**WHAT THE EXERCISE ASKS**
Go through the entries below and retype them exactly, omitting each picture.

··· INFORMATION SUPPLIED ···

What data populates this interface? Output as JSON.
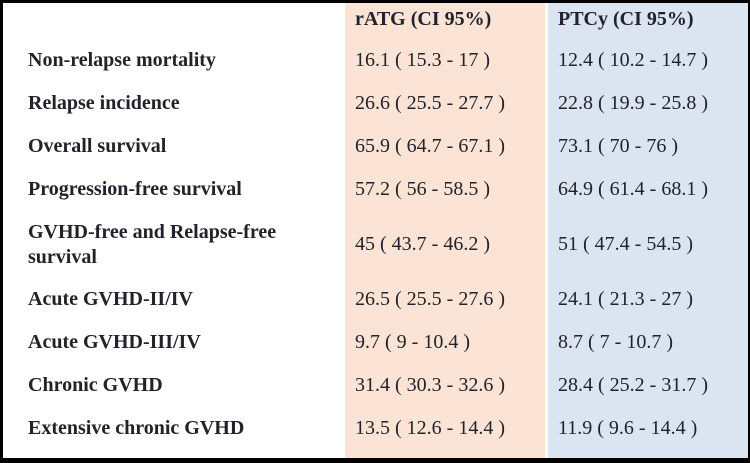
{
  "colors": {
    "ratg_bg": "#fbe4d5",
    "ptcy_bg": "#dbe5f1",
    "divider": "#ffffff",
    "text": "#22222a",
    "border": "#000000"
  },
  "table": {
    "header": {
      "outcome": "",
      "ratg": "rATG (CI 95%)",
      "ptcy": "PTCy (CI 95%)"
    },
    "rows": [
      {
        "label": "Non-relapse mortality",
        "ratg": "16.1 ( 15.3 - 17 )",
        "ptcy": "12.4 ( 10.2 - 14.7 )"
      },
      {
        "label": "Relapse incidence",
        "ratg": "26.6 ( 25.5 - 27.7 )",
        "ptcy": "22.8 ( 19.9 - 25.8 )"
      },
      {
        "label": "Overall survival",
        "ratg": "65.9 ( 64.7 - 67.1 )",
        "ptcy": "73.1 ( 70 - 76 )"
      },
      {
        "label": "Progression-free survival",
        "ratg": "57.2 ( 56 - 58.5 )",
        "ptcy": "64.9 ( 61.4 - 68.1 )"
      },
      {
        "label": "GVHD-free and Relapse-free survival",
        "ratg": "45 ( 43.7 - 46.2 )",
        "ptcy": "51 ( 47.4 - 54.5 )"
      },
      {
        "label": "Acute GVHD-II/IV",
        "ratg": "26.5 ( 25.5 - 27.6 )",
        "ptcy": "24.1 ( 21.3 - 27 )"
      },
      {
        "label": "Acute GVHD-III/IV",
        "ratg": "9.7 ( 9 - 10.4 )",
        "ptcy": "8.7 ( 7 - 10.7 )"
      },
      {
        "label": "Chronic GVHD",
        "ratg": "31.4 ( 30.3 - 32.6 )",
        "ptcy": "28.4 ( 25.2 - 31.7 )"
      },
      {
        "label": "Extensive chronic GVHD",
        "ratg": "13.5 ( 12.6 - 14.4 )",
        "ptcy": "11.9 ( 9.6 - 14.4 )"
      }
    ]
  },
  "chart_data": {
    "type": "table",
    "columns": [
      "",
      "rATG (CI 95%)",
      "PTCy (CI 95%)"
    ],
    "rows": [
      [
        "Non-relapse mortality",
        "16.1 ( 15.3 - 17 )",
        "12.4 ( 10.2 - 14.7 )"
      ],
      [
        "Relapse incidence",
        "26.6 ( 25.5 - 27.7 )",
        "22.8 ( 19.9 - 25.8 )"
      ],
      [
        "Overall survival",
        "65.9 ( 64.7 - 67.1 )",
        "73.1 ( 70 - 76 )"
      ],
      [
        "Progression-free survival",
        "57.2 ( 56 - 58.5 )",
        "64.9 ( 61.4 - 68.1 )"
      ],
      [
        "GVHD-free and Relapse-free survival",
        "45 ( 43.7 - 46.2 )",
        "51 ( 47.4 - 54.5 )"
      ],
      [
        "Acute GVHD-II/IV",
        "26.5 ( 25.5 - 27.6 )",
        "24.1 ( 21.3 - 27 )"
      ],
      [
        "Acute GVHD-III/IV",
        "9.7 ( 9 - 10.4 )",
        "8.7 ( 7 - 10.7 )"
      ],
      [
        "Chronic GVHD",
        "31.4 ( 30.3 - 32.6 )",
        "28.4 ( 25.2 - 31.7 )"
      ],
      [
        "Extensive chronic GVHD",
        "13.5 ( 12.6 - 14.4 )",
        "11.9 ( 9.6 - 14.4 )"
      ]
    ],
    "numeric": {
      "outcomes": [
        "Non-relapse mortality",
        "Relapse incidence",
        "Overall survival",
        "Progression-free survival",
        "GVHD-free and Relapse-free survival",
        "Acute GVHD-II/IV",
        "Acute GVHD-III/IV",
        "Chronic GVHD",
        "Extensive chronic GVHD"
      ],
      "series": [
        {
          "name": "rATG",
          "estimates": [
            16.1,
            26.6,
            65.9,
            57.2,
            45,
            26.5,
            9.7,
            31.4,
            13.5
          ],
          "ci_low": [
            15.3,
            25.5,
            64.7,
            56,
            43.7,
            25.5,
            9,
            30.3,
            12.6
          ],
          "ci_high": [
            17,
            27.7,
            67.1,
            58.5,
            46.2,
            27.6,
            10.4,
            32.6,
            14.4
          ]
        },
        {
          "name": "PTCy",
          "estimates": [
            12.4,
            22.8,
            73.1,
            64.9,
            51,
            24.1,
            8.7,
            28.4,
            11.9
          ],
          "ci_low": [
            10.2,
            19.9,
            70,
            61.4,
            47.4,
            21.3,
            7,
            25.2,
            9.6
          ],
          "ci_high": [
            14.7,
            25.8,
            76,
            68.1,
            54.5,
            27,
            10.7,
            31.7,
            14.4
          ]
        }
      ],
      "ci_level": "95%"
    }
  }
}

···

**ANSWER**
What data populates this interface? Output as JSON.
{
  "colors": {
    "ratg_bg": "#fbe4d5",
    "ptcy_bg": "#dbe5f1",
    "divider": "#ffffff",
    "text": "#22222a",
    "border": "#000000"
  },
  "table": {
    "header": {
      "outcome": "",
      "ratg": "rATG (CI 95%)",
      "ptcy": "PTCy (CI 95%)"
    },
    "rows": [
      {
        "label": "Non-relapse mortality",
        "ratg": "16.1 ( 15.3 - 17 )",
        "ptcy": "12.4 ( 10.2 - 14.7 )"
      },
      {
        "label": "Relapse incidence",
        "ratg": "26.6 ( 25.5 - 27.7 )",
        "ptcy": "22.8 ( 19.9 - 25.8 )"
      },
      {
        "label": "Overall survival",
        "ratg": "65.9 ( 64.7 - 67.1 )",
        "ptcy": "73.1 ( 70 - 76 )"
      },
      {
        "label": "Progression-free survival",
        "ratg": "57.2 ( 56 - 58.5 )",
        "ptcy": "64.9 ( 61.4 - 68.1 )"
      },
      {
        "label": "GVHD-free and Relapse-free survival",
        "ratg": "45 ( 43.7 - 46.2 )",
        "ptcy": "51 ( 47.4 - 54.5 )"
      },
      {
        "label": "Acute GVHD-II/IV",
        "ratg": "26.5 ( 25.5 - 27.6 )",
        "ptcy": "24.1 ( 21.3 - 27 )"
      },
      {
        "label": "Acute GVHD-III/IV",
        "ratg": "9.7 ( 9 - 10.4 )",
        "ptcy": "8.7 ( 7 - 10.7 )"
      },
      {
        "label": "Chronic GVHD",
        "ratg": "31.4 ( 30.3 - 32.6 )",
        "ptcy": "28.4 ( 25.2 - 31.7 )"
      },
      {
        "label": "Extensive chronic GVHD",
        "ratg": "13.5 ( 12.6 - 14.4 )",
        "ptcy": "11.9 ( 9.6 - 14.4 )"
      }
    ]
  },
  "chart_data": {
    "type": "table",
    "columns": [
      "",
      "rATG (CI 95%)",
      "PTCy (CI 95%)"
    ],
    "rows": [
      [
        "Non-relapse mortality",
        "16.1 ( 15.3 - 17 )",
        "12.4 ( 10.2 - 14.7 )"
      ],
      [
        "Relapse incidence",
        "26.6 ( 25.5 - 27.7 )",
        "22.8 ( 19.9 - 25.8 )"
      ],
      [
        "Overall survival",
        "65.9 ( 64.7 - 67.1 )",
        "73.1 ( 70 - 76 )"
      ],
      [
        "Progression-free survival",
        "57.2 ( 56 - 58.5 )",
        "64.9 ( 61.4 - 68.1 )"
      ],
      [
        "GVHD-free and Relapse-free survival",
        "45 ( 43.7 - 46.2 )",
        "51 ( 47.4 - 54.5 )"
      ],
      [
        "Acute GVHD-II/IV",
        "26.5 ( 25.5 - 27.6 )",
        "24.1 ( 21.3 - 27 )"
      ],
      [
        "Acute GVHD-III/IV",
        "9.7 ( 9 - 10.4 )",
        "8.7 ( 7 - 10.7 )"
      ],
      [
        "Chronic GVHD",
        "31.4 ( 30.3 - 32.6 )",
        "28.4 ( 25.2 - 31.7 )"
      ],
      [
        "Extensive chronic GVHD",
        "13.5 ( 12.6 - 14.4 )",
        "11.9 ( 9.6 - 14.4 )"
      ]
    ],
    "numeric": {
      "outcomes": [
        "Non-relapse mortality",
        "Relapse incidence",
        "Overall survival",
        "Progression-free survival",
        "GVHD-free and Relapse-free survival",
        "Acute GVHD-II/IV",
        "Acute GVHD-III/IV",
        "Chronic GVHD",
        "Extensive chronic GVHD"
      ],
      "series": [
        {
          "name": "rATG",
          "estimates": [
            16.1,
            26.6,
            65.9,
            57.2,
            45,
            26.5,
            9.7,
            31.4,
            13.5
          ],
          "ci_low": [
            15.3,
            25.5,
            64.7,
            56,
            43.7,
            25.5,
            9,
            30.3,
            12.6
          ],
          "ci_high": [
            17,
            27.7,
            67.1,
            58.5,
            46.2,
            27.6,
            10.4,
            32.6,
            14.4
          ]
        },
        {
          "name": "PTCy",
          "estimates": [
            12.4,
            22.8,
            73.1,
            64.9,
            51,
            24.1,
            8.7,
            28.4,
            11.9
          ],
          "ci_low": [
            10.2,
            19.9,
            70,
            61.4,
            47.4,
            21.3,
            7,
            25.2,
            9.6
          ],
          "ci_high": [
            14.7,
            25.8,
            76,
            68.1,
            54.5,
            27,
            10.7,
            31.7,
            14.4
          ]
        }
      ],
      "ci_level": "95%"
    }
  }
}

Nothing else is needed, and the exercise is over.